> [WHAT TO DO] Below is a block of records. Copy every line in it that contains the word "color".

> [DATA TO PROCESS]
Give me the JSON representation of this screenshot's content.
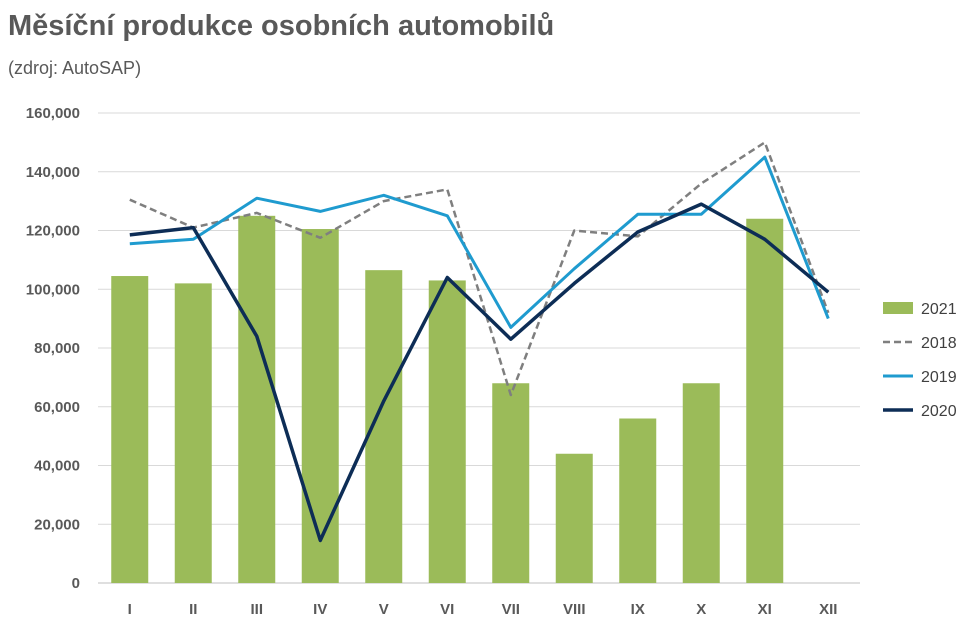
{
  "chart_data": {
    "type": "bar",
    "title": "Měsíční produkce osobních automobilů",
    "subtitle": "(zdroj: AutoSAP)",
    "categories": [
      "I",
      "II",
      "III",
      "IV",
      "V",
      "VI",
      "VII",
      "VIII",
      "IX",
      "X",
      "XI",
      "XII"
    ],
    "ylim": [
      0,
      160000
    ],
    "yticks": [
      0,
      20000,
      40000,
      60000,
      80000,
      100000,
      120000,
      140000,
      160000
    ],
    "ytick_labels": [
      "0",
      "20,000",
      "40,000",
      "60,000",
      "80,000",
      "100,000",
      "120,000",
      "140,000",
      "160,000"
    ],
    "grid": true,
    "legend_position": "right",
    "series": [
      {
        "name": "2021",
        "kind": "bar",
        "color": "#9bbb59",
        "values": [
          104500,
          102000,
          125000,
          120500,
          106500,
          103000,
          68000,
          44000,
          56000,
          68000,
          124000,
          null
        ]
      },
      {
        "name": "2018",
        "kind": "line",
        "style": "dashed",
        "color": "#7f7f7f",
        "values": [
          130500,
          121000,
          126000,
          117500,
          130000,
          134000,
          64000,
          120000,
          118000,
          136000,
          150000,
          92000
        ]
      },
      {
        "name": "2019",
        "kind": "line",
        "style": "solid",
        "color": "#1f9bcf",
        "values": [
          115500,
          117000,
          131000,
          126500,
          132000,
          125000,
          87000,
          107000,
          125500,
          125500,
          145000,
          90000
        ]
      },
      {
        "name": "2020",
        "kind": "line",
        "style": "solid",
        "color": "#0d2d56",
        "values": [
          118500,
          121000,
          84000,
          14500,
          62000,
          104000,
          83000,
          102000,
          119500,
          129000,
          117000,
          99000
        ]
      }
    ]
  }
}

> [RESULT OF THIS EXERCISE]
        "color": "#9bbb59",
        "color": "#7f7f7f",
        "color": "#1f9bcf",
        "color": "#0d2d56",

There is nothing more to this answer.